[Supplied passage]:
↓
HPV integration in HeLa cells and HTECs induced CNV, SV, and intrachromosomal rearrangements. Virus–host concatemers in icDNA lead to chromosomal instability in HeLa cells (A–D) and HTECs (E–G). A, Depths of sequencing coverage, estimated copy number, and breakpoints at HPV integration sites in HeLa at Chr. 8q24.21 (upstream of MYC) and in the HPV18 genome (left to right) as indicated (see the legend of Fig. 2A and Supplementary Tables S5.1 and S5.2 for more details). B and C, Top, block diagrams depicting concatemerized HPV integrants and rearrangements integrated into flanking intrachromosomal segments at Chr. 8q24 (B) and joining Chr. 22 and Chr. 8 at a translocation (C). Red blocks, HPV genome; vertical black lines, HPV reference coordinate 0; arrowhead, inverse orientation; colored blocks, host genome segment as indicated in A. Bottom, breakpoint plots of representative ONT reads ≥20 kb supporting each block diagram. Many of the ONT reads demonstrate intrachromosomal integration as they directly connect concatemers with flanking host DNA segments A (left) and F (right). Red lines, HPV genome; vertical red ticks, HPV reference coordinate 0; gray lines, host DNA segments; and colored dots, numbers, and inset key, breakpoints. D, Stepwise model depicting molecular evolution of Chr. 8, starting with insertion of a virus–host concatemer (inset) into Chr. 8q24.21, likely by homologous recombination, followed by chromosomal translocation to the telomere of Chr. 22 and then to the centromere of Chr. 5. E, Depths of sequencing coverage, estimated copy number, and breakpoints at HPV integration sites in HTECs at Chr. 8q24.13 (upstream of MYC) and in the HPV16 genome (left to right) as indicated (see legend of Fig. 2A and Supplementary Tables S5.5 and S5.6 for more details). F, ONT reads (bottom, breakpoint plots) supporting integration of a virus–host concatemer in icDNA at Chr. 8q24.13 (top, block diagram). G, Left to right, stepwise model depicting molecular evolution of Chr. 8 in HTEC in vitro, starting with insertion of a virus–host concatemer (inset) into Chr. 8q24.13, likely by homologous recombination, followed by chromosomal duplication and development of isochromosome 8.
↑
Bounding box prediction data
↓
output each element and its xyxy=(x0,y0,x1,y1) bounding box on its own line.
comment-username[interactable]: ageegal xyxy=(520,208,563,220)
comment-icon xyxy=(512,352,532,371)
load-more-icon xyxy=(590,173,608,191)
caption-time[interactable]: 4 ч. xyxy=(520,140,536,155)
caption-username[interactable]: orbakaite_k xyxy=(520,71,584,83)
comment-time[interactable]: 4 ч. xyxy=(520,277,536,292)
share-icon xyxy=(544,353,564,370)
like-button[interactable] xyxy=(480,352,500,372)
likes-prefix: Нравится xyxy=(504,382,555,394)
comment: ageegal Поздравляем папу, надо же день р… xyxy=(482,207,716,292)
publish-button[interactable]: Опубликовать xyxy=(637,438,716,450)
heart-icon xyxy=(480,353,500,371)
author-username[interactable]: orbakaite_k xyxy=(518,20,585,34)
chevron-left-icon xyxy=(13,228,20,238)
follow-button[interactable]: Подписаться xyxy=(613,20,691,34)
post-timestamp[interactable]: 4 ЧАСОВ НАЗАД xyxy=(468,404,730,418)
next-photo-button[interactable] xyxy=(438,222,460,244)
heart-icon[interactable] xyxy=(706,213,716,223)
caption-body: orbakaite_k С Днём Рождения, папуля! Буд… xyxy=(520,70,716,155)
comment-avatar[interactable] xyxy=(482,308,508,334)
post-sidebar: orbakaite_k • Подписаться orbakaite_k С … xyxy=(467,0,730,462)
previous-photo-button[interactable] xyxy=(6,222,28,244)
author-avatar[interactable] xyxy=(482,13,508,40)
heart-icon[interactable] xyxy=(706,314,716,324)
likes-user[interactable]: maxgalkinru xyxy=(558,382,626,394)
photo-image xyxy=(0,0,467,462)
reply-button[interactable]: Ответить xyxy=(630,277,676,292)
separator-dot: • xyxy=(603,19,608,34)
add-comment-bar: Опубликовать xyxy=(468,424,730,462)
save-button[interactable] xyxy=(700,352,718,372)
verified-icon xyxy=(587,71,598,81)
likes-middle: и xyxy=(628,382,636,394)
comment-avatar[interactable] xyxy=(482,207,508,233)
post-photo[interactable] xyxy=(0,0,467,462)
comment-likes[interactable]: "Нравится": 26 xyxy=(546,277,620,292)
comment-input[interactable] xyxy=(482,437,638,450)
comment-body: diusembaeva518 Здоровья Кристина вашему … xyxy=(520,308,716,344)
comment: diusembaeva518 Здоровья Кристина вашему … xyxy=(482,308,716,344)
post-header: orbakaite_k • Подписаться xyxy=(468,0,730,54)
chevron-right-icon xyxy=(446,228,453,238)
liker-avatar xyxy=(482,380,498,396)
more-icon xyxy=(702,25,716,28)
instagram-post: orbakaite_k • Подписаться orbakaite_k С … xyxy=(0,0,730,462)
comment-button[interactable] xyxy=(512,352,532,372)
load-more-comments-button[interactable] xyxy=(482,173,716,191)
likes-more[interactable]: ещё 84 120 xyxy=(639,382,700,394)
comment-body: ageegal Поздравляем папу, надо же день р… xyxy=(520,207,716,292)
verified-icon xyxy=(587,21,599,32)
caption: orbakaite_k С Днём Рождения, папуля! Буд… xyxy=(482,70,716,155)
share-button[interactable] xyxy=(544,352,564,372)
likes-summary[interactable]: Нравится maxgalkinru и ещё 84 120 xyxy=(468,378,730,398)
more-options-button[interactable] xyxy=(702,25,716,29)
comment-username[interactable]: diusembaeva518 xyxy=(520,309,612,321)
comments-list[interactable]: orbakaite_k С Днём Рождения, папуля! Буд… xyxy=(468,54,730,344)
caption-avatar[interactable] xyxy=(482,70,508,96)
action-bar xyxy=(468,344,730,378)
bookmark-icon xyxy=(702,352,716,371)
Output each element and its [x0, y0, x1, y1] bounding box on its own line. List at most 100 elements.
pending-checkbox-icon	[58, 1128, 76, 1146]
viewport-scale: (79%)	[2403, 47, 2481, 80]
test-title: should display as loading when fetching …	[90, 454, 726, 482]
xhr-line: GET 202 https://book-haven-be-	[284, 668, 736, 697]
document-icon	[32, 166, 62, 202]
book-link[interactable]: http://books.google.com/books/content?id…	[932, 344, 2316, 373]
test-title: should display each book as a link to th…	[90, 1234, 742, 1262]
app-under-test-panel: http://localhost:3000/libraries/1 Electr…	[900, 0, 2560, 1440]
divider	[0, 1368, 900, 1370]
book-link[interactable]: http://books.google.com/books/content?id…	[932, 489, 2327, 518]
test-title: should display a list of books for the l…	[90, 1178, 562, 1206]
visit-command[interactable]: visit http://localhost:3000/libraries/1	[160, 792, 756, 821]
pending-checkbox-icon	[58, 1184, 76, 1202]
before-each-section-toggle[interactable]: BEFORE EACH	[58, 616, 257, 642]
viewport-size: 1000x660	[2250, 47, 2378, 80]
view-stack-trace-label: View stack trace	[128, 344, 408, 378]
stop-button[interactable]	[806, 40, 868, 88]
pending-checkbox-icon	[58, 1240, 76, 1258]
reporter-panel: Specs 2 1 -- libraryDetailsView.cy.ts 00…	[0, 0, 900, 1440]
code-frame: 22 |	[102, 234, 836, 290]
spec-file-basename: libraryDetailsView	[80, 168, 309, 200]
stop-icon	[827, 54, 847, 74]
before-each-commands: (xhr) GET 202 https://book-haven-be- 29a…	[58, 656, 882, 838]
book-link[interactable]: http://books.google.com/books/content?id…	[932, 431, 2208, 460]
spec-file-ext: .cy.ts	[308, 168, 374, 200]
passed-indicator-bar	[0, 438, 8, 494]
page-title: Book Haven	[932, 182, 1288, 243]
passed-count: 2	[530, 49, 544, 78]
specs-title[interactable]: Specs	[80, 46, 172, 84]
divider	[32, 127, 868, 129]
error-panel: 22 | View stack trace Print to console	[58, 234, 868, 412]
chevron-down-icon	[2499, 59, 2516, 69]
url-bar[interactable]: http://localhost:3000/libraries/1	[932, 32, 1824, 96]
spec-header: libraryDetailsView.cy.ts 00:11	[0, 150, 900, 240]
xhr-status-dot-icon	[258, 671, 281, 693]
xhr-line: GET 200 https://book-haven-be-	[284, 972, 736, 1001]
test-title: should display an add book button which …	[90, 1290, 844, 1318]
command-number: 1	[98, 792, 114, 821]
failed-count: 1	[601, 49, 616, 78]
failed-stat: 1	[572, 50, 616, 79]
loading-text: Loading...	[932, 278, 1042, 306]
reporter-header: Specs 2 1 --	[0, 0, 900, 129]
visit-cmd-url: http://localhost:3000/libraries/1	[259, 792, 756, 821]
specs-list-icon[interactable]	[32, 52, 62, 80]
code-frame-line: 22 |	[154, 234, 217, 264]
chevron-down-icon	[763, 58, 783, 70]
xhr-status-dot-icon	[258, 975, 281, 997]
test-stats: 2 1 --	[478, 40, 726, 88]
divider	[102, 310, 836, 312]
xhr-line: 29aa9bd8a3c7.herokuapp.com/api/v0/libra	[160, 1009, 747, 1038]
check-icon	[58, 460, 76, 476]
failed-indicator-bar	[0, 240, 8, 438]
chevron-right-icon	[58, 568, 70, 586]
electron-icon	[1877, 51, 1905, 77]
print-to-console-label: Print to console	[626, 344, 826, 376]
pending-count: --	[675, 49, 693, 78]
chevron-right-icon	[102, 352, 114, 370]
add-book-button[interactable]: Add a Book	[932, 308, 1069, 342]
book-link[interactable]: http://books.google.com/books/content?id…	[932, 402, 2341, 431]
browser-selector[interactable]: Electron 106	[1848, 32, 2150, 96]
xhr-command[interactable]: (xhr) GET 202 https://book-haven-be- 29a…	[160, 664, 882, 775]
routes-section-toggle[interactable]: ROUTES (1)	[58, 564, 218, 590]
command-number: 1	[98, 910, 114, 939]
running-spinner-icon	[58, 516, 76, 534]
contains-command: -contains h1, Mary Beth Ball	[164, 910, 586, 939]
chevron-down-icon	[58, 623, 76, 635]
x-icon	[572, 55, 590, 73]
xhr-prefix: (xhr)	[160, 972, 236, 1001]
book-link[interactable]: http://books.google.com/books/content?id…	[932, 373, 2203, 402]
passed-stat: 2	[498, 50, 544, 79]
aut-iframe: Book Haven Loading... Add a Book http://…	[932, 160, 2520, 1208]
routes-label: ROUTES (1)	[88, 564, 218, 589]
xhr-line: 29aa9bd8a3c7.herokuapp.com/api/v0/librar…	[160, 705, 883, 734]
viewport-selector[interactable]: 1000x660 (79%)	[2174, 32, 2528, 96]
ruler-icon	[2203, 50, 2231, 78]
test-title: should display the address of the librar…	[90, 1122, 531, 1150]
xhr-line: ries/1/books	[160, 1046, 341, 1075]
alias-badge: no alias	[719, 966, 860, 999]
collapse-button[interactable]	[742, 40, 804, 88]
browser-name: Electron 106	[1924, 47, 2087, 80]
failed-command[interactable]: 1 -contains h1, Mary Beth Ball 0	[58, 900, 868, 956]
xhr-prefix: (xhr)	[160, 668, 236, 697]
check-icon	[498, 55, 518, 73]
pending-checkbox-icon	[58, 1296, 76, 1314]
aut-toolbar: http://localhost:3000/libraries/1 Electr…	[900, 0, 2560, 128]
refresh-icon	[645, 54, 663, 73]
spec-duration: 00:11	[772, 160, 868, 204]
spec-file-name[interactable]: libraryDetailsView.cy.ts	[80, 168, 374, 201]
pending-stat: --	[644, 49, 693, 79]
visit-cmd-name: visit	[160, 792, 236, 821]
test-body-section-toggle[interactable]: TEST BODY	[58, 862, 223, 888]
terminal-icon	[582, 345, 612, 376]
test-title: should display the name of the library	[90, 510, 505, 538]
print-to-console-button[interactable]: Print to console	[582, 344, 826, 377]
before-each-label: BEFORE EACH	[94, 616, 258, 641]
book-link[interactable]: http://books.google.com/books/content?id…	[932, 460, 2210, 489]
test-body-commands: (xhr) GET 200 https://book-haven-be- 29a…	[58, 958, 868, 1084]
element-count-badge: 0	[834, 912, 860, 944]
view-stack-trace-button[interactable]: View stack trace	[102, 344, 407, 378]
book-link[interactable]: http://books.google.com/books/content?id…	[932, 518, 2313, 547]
↑
[What you will do]:
In the passage on HPV integration, at which chromosomal site did HPV integrate in HTECs?

[Response box]:
Chr. 8q24.13, upstream of MYC.